> [Aim of the task]
Reproduce every entry below precisely; do not include the pictures.

> [Records to process]
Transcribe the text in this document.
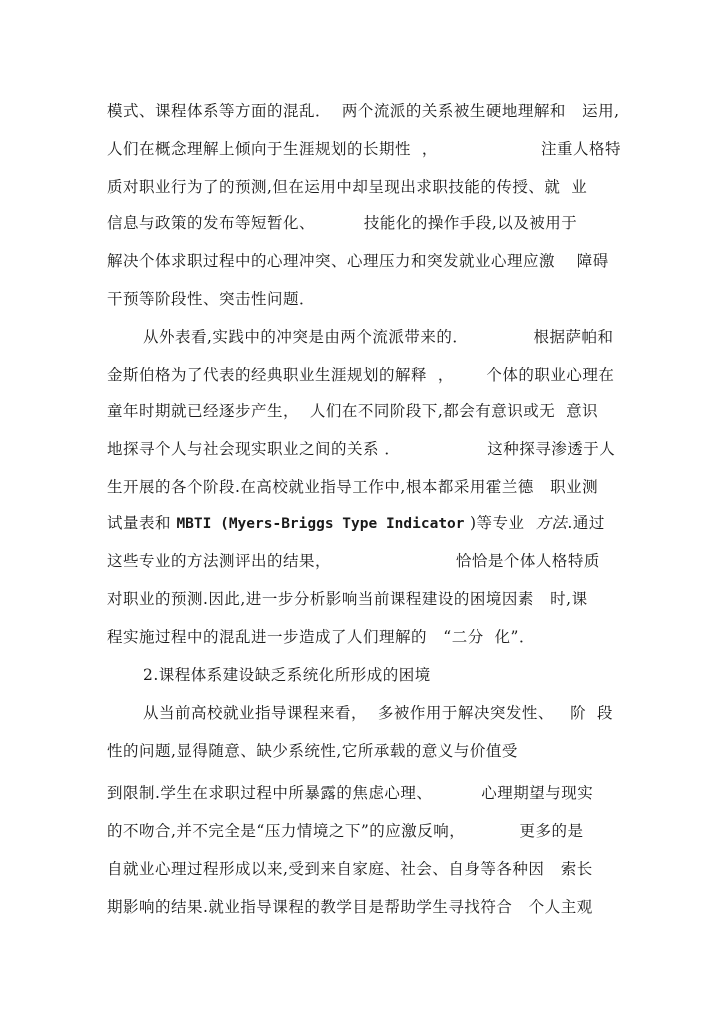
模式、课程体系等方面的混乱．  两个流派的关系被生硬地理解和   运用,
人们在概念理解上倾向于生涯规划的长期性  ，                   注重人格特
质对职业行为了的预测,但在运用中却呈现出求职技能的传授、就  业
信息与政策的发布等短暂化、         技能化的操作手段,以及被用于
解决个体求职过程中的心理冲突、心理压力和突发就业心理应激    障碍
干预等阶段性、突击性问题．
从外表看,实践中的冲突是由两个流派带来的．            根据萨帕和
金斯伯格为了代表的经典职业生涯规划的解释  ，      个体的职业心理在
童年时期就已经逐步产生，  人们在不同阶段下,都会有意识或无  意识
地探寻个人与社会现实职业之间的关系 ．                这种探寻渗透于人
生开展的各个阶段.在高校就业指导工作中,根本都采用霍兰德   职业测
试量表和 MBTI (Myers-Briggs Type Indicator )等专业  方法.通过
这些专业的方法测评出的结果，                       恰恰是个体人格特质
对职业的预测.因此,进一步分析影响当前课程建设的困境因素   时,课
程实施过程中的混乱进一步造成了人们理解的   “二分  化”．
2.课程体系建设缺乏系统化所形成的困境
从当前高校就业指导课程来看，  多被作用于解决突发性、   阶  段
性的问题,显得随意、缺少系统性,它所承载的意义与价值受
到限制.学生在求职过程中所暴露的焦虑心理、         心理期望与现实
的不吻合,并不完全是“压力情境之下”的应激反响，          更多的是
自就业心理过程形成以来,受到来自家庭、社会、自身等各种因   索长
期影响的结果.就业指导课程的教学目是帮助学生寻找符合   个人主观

> [The answer]
Transcribe the text in this document.
模式、课程体系等方面的混乱．  两个流派的关系被生硬地理解和   运用,
人们在概念理解上倾向于生涯规划的长期性  ，                   注重人格特
质对职业行为了的预测,但在运用中却呈现出求职技能的传授、就  业
信息与政策的发布等短暂化、         技能化的操作手段,以及被用于
解决个体求职过程中的心理冲突、心理压力和突发就业心理应激    障碍
干预等阶段性、突击性问题．
从外表看,实践中的冲突是由两个流派带来的．            根据萨帕和
金斯伯格为了代表的经典职业生涯规划的解释  ，      个体的职业心理在
童年时期就已经逐步产生，  人们在不同阶段下,都会有意识或无  意识
地探寻个人与社会现实职业之间的关系 ．                这种探寻渗透于人
生开展的各个阶段.在高校就业指导工作中,根本都采用霍兰德   职业测
试量表和 MBTI (Myers-Briggs Type Indicator )等专业  方法.通过
这些专业的方法测评出的结果，                       恰恰是个体人格特质
对职业的预测.因此,进一步分析影响当前课程建设的困境因素   时,课
程实施过程中的混乱进一步造成了人们理解的   “二分  化”．
2.课程体系建设缺乏系统化所形成的困境
从当前高校就业指导课程来看，  多被作用于解决突发性、   阶  段
性的问题,显得随意、缺少系统性,它所承载的意义与价值受
到限制.学生在求职过程中所暴露的焦虑心理、         心理期望与现实
的不吻合,并不完全是“压力情境之下”的应激反响，          更多的是
自就业心理过程形成以来,受到来自家庭、社会、自身等各种因   索长
期影响的结果.就业指导课程的教学目是帮助学生寻找符合   个人主观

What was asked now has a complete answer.